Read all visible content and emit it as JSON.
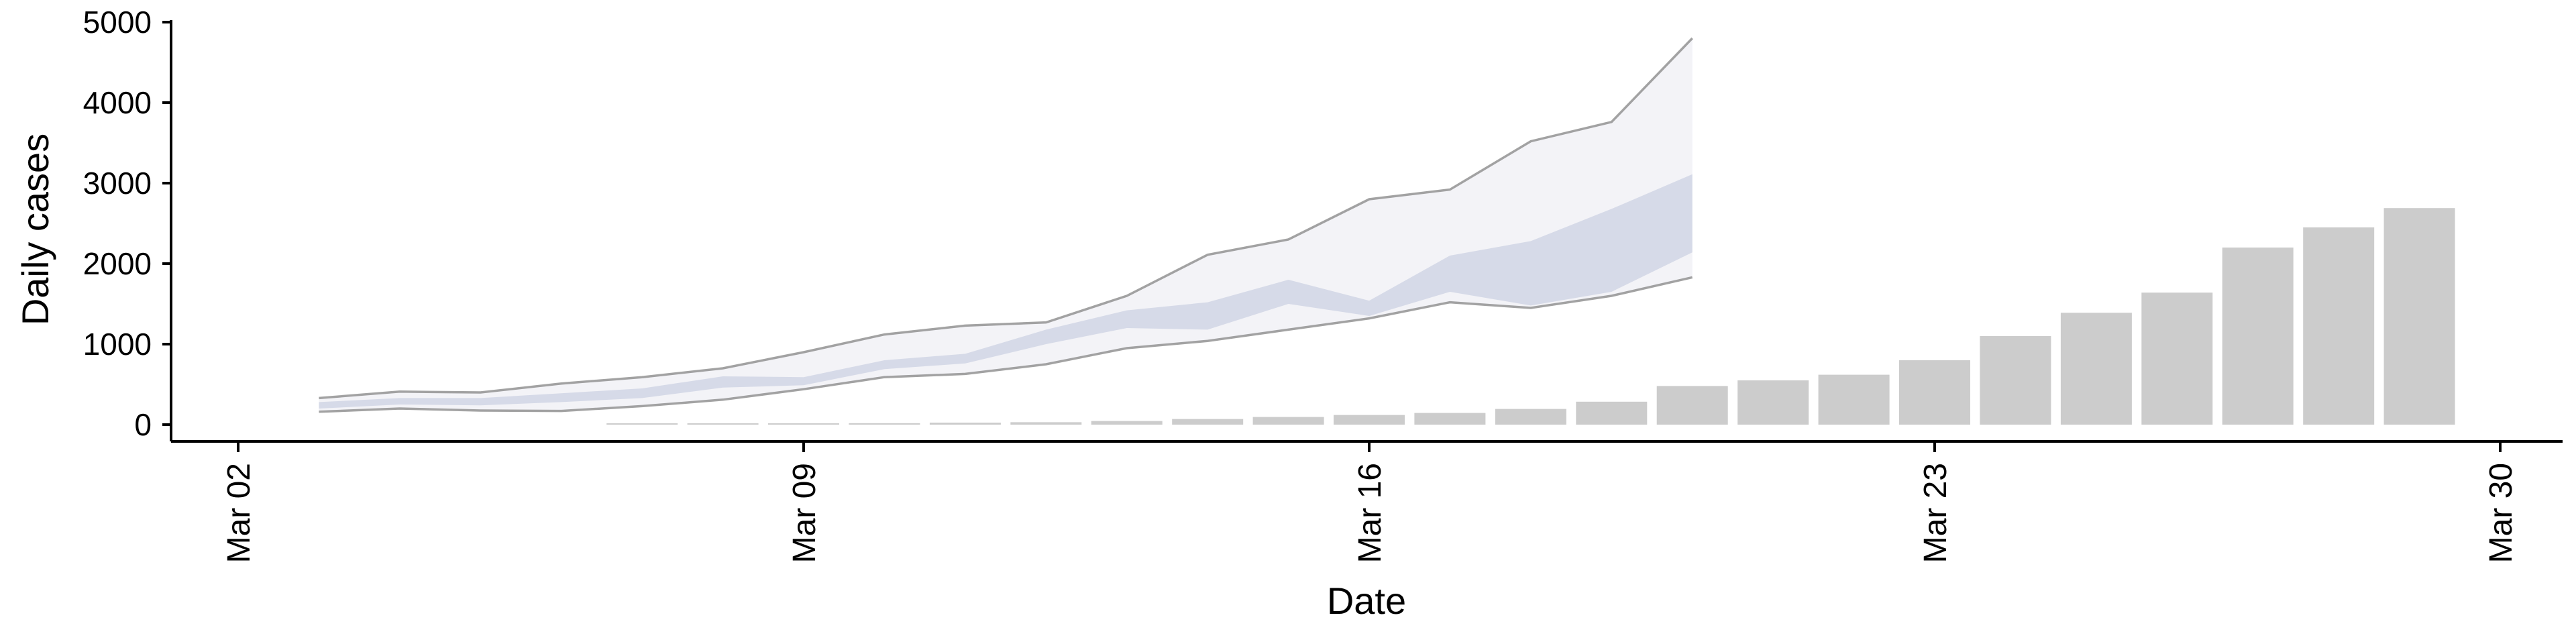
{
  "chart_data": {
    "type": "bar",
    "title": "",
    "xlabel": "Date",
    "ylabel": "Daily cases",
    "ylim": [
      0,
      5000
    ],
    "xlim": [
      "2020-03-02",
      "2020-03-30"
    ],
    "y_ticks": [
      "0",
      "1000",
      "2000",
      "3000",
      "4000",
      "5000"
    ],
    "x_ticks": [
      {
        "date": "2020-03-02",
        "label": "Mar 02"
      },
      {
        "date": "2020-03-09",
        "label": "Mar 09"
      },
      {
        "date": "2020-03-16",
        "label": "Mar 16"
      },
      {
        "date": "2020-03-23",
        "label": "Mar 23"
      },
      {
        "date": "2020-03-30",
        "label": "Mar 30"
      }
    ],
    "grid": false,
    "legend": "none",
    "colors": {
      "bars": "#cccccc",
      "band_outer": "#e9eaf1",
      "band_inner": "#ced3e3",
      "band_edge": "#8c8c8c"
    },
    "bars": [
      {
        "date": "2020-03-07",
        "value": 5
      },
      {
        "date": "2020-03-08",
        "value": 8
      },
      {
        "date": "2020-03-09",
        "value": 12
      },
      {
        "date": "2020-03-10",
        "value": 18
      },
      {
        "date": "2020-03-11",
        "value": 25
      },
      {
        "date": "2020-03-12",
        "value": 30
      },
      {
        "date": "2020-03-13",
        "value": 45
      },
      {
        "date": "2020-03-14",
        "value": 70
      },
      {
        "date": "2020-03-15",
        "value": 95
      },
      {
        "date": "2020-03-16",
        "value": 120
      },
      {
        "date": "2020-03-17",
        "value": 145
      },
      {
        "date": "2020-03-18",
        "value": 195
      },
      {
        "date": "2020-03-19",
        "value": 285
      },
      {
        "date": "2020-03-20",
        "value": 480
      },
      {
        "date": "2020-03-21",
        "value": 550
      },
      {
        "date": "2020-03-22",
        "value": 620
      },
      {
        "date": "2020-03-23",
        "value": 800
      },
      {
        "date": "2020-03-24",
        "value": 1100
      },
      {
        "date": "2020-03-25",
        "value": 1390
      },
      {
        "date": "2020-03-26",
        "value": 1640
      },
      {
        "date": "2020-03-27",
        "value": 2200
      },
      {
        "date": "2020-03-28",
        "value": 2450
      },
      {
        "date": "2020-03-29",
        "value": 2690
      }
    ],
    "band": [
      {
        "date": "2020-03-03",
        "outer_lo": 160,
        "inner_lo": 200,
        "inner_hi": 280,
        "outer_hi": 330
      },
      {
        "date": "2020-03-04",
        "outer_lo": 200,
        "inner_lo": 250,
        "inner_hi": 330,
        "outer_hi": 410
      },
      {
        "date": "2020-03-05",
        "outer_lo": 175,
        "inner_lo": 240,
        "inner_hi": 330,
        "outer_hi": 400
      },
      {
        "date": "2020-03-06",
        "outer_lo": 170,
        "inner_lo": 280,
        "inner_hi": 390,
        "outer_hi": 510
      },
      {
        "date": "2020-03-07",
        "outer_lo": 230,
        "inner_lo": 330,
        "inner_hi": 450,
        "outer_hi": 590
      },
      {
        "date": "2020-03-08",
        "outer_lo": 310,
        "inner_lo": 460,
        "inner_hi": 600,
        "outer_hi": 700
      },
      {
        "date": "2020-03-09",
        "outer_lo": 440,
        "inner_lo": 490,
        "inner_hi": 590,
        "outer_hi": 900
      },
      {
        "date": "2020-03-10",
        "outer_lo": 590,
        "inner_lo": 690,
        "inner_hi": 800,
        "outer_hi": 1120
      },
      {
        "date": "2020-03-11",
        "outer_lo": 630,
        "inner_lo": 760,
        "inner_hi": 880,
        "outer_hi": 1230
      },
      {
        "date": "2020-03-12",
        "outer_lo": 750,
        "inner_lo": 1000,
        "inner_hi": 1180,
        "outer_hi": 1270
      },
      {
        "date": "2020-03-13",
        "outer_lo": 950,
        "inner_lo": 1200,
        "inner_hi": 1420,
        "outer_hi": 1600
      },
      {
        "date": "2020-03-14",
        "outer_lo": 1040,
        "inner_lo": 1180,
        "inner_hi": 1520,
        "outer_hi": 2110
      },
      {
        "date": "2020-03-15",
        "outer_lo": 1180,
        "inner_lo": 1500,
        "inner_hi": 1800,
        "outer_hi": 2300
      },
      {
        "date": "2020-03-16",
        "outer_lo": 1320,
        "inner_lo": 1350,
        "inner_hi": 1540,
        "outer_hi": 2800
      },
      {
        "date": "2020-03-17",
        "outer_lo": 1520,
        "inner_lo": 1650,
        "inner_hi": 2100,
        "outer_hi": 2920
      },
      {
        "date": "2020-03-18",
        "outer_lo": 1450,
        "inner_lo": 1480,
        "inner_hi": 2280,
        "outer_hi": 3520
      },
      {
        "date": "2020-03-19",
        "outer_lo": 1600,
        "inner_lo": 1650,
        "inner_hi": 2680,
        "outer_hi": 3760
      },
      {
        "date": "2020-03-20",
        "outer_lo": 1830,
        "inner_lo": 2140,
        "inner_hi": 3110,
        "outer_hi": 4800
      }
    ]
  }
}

### Aim:
Repeat all of the records verbatim, leaving out the pictures.

### Task solution:
Read all visible content and emit it as JSON.
{
  "chart_data": {
    "type": "bar",
    "title": "",
    "xlabel": "Date",
    "ylabel": "Daily cases",
    "ylim": [
      0,
      5000
    ],
    "xlim": [
      "2020-03-02",
      "2020-03-30"
    ],
    "y_ticks": [
      "0",
      "1000",
      "2000",
      "3000",
      "4000",
      "5000"
    ],
    "x_ticks": [
      {
        "date": "2020-03-02",
        "label": "Mar 02"
      },
      {
        "date": "2020-03-09",
        "label": "Mar 09"
      },
      {
        "date": "2020-03-16",
        "label": "Mar 16"
      },
      {
        "date": "2020-03-23",
        "label": "Mar 23"
      },
      {
        "date": "2020-03-30",
        "label": "Mar 30"
      }
    ],
    "grid": false,
    "legend": "none",
    "colors": {
      "bars": "#cccccc",
      "band_outer": "#e9eaf1",
      "band_inner": "#ced3e3",
      "band_edge": "#8c8c8c"
    },
    "bars": [
      {
        "date": "2020-03-07",
        "value": 5
      },
      {
        "date": "2020-03-08",
        "value": 8
      },
      {
        "date": "2020-03-09",
        "value": 12
      },
      {
        "date": "2020-03-10",
        "value": 18
      },
      {
        "date": "2020-03-11",
        "value": 25
      },
      {
        "date": "2020-03-12",
        "value": 30
      },
      {
        "date": "2020-03-13",
        "value": 45
      },
      {
        "date": "2020-03-14",
        "value": 70
      },
      {
        "date": "2020-03-15",
        "value": 95
      },
      {
        "date": "2020-03-16",
        "value": 120
      },
      {
        "date": "2020-03-17",
        "value": 145
      },
      {
        "date": "2020-03-18",
        "value": 195
      },
      {
        "date": "2020-03-19",
        "value": 285
      },
      {
        "date": "2020-03-20",
        "value": 480
      },
      {
        "date": "2020-03-21",
        "value": 550
      },
      {
        "date": "2020-03-22",
        "value": 620
      },
      {
        "date": "2020-03-23",
        "value": 800
      },
      {
        "date": "2020-03-24",
        "value": 1100
      },
      {
        "date": "2020-03-25",
        "value": 1390
      },
      {
        "date": "2020-03-26",
        "value": 1640
      },
      {
        "date": "2020-03-27",
        "value": 2200
      },
      {
        "date": "2020-03-28",
        "value": 2450
      },
      {
        "date": "2020-03-29",
        "value": 2690
      }
    ],
    "band": [
      {
        "date": "2020-03-03",
        "outer_lo": 160,
        "inner_lo": 200,
        "inner_hi": 280,
        "outer_hi": 330
      },
      {
        "date": "2020-03-04",
        "outer_lo": 200,
        "inner_lo": 250,
        "inner_hi": 330,
        "outer_hi": 410
      },
      {
        "date": "2020-03-05",
        "outer_lo": 175,
        "inner_lo": 240,
        "inner_hi": 330,
        "outer_hi": 400
      },
      {
        "date": "2020-03-06",
        "outer_lo": 170,
        "inner_lo": 280,
        "inner_hi": 390,
        "outer_hi": 510
      },
      {
        "date": "2020-03-07",
        "outer_lo": 230,
        "inner_lo": 330,
        "inner_hi": 450,
        "outer_hi": 590
      },
      {
        "date": "2020-03-08",
        "outer_lo": 310,
        "inner_lo": 460,
        "inner_hi": 600,
        "outer_hi": 700
      },
      {
        "date": "2020-03-09",
        "outer_lo": 440,
        "inner_lo": 490,
        "inner_hi": 590,
        "outer_hi": 900
      },
      {
        "date": "2020-03-10",
        "outer_lo": 590,
        "inner_lo": 690,
        "inner_hi": 800,
        "outer_hi": 1120
      },
      {
        "date": "2020-03-11",
        "outer_lo": 630,
        "inner_lo": 760,
        "inner_hi": 880,
        "outer_hi": 1230
      },
      {
        "date": "2020-03-12",
        "outer_lo": 750,
        "inner_lo": 1000,
        "inner_hi": 1180,
        "outer_hi": 1270
      },
      {
        "date": "2020-03-13",
        "outer_lo": 950,
        "inner_lo": 1200,
        "inner_hi": 1420,
        "outer_hi": 1600
      },
      {
        "date": "2020-03-14",
        "outer_lo": 1040,
        "inner_lo": 1180,
        "inner_hi": 1520,
        "outer_hi": 2110
      },
      {
        "date": "2020-03-15",
        "outer_lo": 1180,
        "inner_lo": 1500,
        "inner_hi": 1800,
        "outer_hi": 2300
      },
      {
        "date": "2020-03-16",
        "outer_lo": 1320,
        "inner_lo": 1350,
        "inner_hi": 1540,
        "outer_hi": 2800
      },
      {
        "date": "2020-03-17",
        "outer_lo": 1520,
        "inner_lo": 1650,
        "inner_hi": 2100,
        "outer_hi": 2920
      },
      {
        "date": "2020-03-18",
        "outer_lo": 1450,
        "inner_lo": 1480,
        "inner_hi": 2280,
        "outer_hi": 3520
      },
      {
        "date": "2020-03-19",
        "outer_lo": 1600,
        "inner_lo": 1650,
        "inner_hi": 2680,
        "outer_hi": 3760
      },
      {
        "date": "2020-03-20",
        "outer_lo": 1830,
        "inner_lo": 2140,
        "inner_hi": 3110,
        "outer_hi": 4800
      }
    ]
  }
}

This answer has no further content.